** BEGIN MATERIAL PROVIDED **

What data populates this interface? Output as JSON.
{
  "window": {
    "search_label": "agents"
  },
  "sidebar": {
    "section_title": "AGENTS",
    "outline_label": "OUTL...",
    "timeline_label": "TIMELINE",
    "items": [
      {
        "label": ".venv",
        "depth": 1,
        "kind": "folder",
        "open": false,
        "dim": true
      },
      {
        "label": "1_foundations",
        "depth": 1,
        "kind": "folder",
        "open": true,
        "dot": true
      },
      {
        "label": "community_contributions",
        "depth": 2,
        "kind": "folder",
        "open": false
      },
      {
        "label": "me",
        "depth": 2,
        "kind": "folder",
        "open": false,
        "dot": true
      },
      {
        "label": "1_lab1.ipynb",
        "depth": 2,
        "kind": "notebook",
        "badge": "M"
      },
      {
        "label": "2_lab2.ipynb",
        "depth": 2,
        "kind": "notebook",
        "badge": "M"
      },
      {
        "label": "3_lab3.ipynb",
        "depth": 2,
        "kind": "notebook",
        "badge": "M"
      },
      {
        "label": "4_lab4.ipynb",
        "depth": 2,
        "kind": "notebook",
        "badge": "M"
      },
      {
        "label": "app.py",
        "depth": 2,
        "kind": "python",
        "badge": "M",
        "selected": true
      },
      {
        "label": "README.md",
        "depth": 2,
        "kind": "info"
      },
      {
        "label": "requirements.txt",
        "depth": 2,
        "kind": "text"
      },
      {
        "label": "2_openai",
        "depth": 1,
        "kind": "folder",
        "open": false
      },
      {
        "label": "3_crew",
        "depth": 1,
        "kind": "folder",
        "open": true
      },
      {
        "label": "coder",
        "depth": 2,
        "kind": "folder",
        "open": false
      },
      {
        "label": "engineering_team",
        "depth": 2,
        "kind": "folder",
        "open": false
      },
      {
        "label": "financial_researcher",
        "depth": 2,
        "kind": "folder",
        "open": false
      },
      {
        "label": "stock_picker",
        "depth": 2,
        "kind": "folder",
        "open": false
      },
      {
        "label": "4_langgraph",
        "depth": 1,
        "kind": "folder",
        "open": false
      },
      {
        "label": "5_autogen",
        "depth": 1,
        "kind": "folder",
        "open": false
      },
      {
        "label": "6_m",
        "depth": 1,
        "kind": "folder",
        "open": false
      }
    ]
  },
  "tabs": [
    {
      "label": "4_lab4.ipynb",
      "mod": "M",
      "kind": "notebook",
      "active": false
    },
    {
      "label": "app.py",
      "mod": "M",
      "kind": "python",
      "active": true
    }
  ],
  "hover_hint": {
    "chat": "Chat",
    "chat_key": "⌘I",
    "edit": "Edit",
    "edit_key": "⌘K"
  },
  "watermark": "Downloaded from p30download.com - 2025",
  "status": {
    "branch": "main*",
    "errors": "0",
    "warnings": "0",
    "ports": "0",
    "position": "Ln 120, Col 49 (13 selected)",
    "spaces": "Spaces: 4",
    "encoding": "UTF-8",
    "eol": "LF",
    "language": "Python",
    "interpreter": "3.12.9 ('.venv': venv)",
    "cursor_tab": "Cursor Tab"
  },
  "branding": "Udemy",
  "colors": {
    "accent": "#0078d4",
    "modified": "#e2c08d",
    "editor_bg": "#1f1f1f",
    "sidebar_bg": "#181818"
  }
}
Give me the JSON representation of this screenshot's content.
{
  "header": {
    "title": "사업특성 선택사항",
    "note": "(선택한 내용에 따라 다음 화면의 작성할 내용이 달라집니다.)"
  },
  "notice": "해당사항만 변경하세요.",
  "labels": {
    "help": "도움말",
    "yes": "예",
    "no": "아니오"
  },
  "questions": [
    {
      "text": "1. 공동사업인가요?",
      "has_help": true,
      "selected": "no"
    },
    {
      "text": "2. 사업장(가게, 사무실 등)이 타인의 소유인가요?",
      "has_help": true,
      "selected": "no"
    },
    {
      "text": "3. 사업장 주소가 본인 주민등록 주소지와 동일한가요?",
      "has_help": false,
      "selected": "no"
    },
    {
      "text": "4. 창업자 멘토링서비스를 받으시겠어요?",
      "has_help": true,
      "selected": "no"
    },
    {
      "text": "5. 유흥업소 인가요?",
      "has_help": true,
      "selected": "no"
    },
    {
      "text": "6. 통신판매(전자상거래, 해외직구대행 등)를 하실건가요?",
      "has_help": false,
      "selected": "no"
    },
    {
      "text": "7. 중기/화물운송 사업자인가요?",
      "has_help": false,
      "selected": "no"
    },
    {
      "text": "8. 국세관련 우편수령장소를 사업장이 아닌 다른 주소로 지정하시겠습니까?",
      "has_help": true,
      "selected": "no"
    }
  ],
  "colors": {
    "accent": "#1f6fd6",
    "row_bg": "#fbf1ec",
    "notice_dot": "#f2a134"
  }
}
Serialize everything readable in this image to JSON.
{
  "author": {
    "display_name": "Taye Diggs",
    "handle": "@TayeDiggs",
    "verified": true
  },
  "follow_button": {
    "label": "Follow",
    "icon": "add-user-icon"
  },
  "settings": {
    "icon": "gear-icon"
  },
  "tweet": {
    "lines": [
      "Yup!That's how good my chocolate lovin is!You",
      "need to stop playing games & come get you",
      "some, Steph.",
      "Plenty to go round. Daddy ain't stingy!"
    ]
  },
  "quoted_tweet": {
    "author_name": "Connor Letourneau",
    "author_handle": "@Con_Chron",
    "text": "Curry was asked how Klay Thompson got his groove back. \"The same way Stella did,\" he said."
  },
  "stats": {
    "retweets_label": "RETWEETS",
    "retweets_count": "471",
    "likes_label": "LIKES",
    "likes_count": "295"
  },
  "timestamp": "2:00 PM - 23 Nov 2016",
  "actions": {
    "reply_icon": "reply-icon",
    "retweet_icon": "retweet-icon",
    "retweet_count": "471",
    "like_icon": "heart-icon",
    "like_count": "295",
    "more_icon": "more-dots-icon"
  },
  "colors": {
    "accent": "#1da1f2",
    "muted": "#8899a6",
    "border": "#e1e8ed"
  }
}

** END MATERIAL PROVIDED **

#### GOAL OF THE EXERCISE
Only lines with the word "text" are wanted, so copy each one from the records.

#### COMPLETE ANSWER
        "kind": "text"
      "text": "1. 공동사업인가요?",
      "text": "2. 사업장(가게, 사무실 등)이 타인의 소유인가요?",
      "text": "3. 사업장 주소가 본인 주민등록 주소지와 동일한가요?",
      "text": "4. 창업자 멘토링서비스를 받으시겠어요?",
      "text": "5. 유흥업소 인가요?",
      "text": "6. 통신판매(전자상거래, 해외직구대행 등)를 하실건가요?",
      "text": "7. 중기/화물운송 사업자인가요?",
      "text": "8. 국세관련 우편수령장소를 사업장이 아닌 다른 주소로 지정하시겠습니까?",
    "text": "Curry was asked how Klay Thompson got his groove back. \"The same way Stella did,\" he said."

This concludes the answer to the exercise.